◆ Task objective
Everything in the listing except the pictures should be written out exactly.
***** Records provided
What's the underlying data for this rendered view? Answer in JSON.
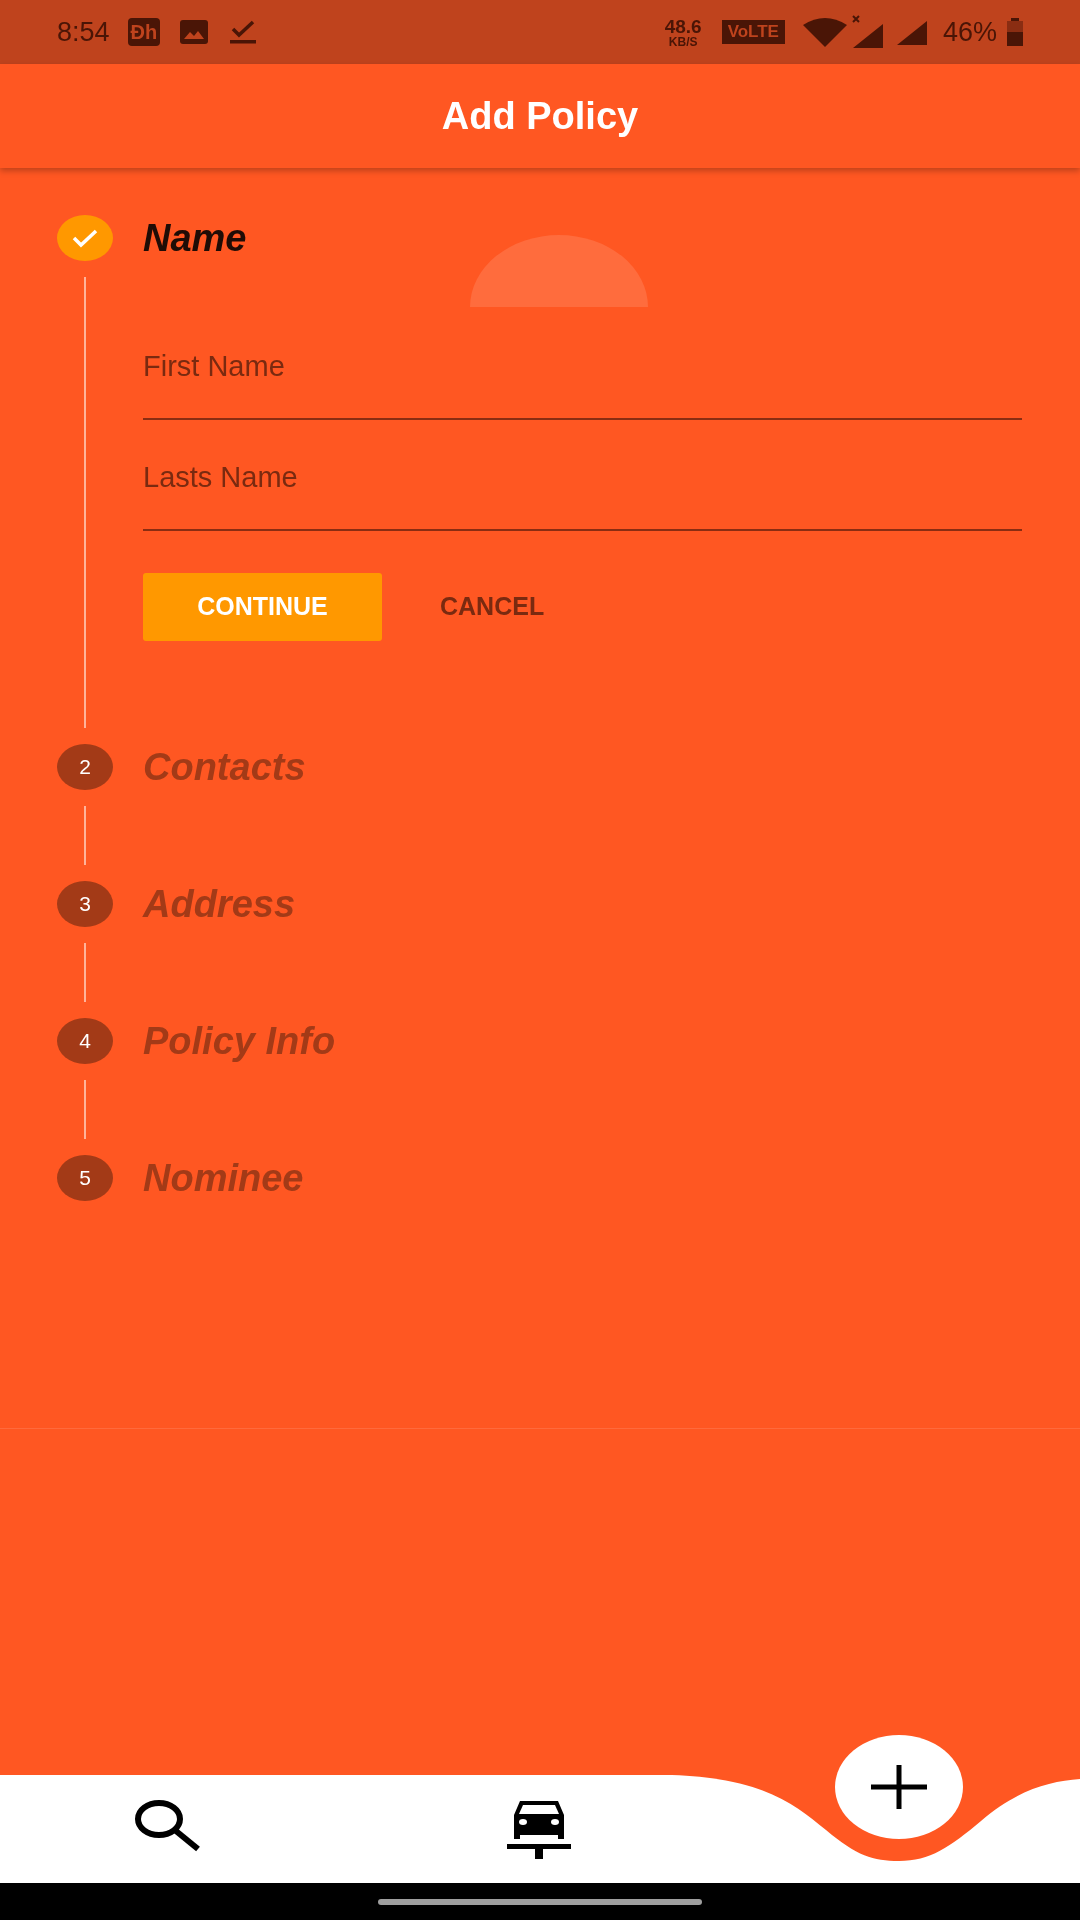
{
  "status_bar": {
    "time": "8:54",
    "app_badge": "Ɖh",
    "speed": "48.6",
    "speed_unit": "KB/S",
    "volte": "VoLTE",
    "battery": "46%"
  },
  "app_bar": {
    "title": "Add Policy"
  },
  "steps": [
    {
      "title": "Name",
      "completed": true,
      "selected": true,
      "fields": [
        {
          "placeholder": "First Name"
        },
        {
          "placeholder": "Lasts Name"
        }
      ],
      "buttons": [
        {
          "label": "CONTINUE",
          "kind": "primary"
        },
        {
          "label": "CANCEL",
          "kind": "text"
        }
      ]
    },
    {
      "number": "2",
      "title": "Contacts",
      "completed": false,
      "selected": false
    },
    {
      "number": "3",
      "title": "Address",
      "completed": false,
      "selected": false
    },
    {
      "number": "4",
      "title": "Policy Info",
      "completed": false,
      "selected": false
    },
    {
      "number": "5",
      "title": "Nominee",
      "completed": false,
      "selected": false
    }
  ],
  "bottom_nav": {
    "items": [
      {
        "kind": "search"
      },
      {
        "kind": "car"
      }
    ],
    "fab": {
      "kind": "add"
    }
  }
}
**********
◆ Written answer
What's the underlying data for this rendered view? Answer in JSON.
{
  "status_bar": {
    "time": "8:54",
    "app_badge": "Ɖh",
    "speed": "48.6",
    "speed_unit": "KB/S",
    "volte": "VoLTE",
    "battery": "46%"
  },
  "app_bar": {
    "title": "Add Policy"
  },
  "steps": [
    {
      "title": "Name",
      "completed": true,
      "selected": true,
      "fields": [
        {
          "placeholder": "First Name"
        },
        {
          "placeholder": "Lasts Name"
        }
      ],
      "buttons": [
        {
          "label": "CONTINUE",
          "kind": "primary"
        },
        {
          "label": "CANCEL",
          "kind": "text"
        }
      ]
    },
    {
      "number": "2",
      "title": "Contacts",
      "completed": false,
      "selected": false
    },
    {
      "number": "3",
      "title": "Address",
      "completed": false,
      "selected": false
    },
    {
      "number": "4",
      "title": "Policy Info",
      "completed": false,
      "selected": false
    },
    {
      "number": "5",
      "title": "Nominee",
      "completed": false,
      "selected": false
    }
  ],
  "bottom_nav": {
    "items": [
      {
        "kind": "search"
      },
      {
        "kind": "car"
      }
    ],
    "fab": {
      "kind": "add"
    }
  }
}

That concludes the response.